(Stored data)
* * * * *

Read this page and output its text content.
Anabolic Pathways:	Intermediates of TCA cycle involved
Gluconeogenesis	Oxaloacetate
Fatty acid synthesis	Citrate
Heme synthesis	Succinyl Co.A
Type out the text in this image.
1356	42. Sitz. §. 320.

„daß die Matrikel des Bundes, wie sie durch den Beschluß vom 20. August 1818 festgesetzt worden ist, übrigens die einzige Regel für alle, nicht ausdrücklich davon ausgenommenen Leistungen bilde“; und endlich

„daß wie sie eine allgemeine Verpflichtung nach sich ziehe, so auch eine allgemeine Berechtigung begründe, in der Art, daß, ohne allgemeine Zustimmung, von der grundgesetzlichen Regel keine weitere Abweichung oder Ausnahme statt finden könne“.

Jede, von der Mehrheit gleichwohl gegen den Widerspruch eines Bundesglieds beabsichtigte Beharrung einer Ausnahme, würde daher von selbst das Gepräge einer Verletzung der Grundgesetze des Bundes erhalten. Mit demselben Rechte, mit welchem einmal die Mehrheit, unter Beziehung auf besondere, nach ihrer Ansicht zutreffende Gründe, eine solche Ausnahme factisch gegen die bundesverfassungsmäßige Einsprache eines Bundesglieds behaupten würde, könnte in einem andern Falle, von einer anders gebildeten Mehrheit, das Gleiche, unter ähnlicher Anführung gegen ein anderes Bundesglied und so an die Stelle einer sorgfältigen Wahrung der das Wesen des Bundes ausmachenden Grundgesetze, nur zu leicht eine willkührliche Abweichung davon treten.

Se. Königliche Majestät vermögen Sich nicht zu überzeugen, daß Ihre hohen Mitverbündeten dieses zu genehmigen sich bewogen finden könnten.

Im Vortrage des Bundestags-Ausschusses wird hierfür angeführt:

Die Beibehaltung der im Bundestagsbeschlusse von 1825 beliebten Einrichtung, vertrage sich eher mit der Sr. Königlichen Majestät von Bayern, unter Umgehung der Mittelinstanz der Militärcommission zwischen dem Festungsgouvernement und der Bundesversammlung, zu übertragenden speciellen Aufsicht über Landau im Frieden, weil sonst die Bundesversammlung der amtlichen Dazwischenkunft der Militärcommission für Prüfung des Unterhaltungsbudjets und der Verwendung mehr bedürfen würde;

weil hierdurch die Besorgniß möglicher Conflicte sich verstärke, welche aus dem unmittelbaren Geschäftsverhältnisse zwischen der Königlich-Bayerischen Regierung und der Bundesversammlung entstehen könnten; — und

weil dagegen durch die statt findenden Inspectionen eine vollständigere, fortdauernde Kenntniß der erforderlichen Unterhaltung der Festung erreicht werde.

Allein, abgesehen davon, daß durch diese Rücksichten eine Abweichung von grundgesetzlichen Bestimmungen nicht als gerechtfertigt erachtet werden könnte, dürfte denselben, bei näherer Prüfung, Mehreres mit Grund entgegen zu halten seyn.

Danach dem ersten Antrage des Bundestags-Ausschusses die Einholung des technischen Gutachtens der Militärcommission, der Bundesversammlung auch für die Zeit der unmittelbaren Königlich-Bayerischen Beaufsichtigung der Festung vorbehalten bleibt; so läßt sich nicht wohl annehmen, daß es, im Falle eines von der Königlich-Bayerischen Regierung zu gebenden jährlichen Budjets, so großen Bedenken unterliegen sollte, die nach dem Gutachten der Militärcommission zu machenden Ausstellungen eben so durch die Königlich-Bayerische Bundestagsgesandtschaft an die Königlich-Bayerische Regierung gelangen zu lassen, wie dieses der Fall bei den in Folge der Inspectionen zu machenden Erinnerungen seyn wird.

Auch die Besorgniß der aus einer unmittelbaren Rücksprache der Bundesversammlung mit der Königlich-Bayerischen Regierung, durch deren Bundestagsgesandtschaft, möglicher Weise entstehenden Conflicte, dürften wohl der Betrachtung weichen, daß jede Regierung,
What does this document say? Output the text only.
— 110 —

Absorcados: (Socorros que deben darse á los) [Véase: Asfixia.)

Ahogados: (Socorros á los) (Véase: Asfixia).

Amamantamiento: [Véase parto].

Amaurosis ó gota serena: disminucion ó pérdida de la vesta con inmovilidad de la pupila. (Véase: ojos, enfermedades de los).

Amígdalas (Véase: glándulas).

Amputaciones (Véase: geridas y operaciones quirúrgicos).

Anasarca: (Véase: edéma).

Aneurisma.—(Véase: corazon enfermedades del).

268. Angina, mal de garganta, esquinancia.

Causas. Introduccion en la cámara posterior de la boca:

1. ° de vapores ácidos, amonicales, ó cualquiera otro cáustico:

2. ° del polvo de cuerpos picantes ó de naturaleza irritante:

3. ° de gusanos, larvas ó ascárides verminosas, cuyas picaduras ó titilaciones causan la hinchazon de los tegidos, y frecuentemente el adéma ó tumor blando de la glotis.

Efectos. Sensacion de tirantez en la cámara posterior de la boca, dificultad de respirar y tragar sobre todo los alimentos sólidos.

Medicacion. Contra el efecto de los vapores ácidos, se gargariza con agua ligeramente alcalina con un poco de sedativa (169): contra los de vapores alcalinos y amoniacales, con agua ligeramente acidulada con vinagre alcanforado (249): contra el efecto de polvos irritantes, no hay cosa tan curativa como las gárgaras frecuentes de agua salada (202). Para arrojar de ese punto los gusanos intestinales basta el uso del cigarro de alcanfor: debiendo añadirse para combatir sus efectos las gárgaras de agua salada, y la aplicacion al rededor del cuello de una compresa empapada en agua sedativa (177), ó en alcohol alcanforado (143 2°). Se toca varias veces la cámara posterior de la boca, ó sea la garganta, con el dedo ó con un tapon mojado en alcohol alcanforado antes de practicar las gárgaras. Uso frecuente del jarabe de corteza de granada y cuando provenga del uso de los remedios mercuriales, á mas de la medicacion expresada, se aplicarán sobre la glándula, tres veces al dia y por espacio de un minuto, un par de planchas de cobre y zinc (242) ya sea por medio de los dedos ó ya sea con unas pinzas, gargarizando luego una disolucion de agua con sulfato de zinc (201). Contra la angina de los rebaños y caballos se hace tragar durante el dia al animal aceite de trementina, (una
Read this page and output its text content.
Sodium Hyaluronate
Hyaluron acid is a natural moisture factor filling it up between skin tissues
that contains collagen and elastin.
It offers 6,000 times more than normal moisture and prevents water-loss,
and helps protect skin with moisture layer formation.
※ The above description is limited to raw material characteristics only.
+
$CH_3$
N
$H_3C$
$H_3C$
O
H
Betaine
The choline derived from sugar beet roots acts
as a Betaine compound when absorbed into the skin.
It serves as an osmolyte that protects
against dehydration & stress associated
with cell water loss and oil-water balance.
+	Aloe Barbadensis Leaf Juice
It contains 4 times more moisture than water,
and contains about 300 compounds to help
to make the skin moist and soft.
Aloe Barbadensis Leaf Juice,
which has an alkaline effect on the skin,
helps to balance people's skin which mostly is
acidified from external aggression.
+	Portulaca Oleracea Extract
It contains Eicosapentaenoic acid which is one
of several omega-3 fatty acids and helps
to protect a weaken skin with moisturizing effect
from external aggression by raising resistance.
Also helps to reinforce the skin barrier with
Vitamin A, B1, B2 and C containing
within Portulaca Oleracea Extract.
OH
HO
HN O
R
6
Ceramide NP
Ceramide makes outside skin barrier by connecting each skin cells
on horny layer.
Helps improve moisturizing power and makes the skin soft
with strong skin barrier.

* * * * *

■ **Exercise objective**:
Your answer should consist of all lines above that include the string "soft".

■ **Output below**:
to make the skin moist and soft.
Helps improve moisturizing power and makes the skin soft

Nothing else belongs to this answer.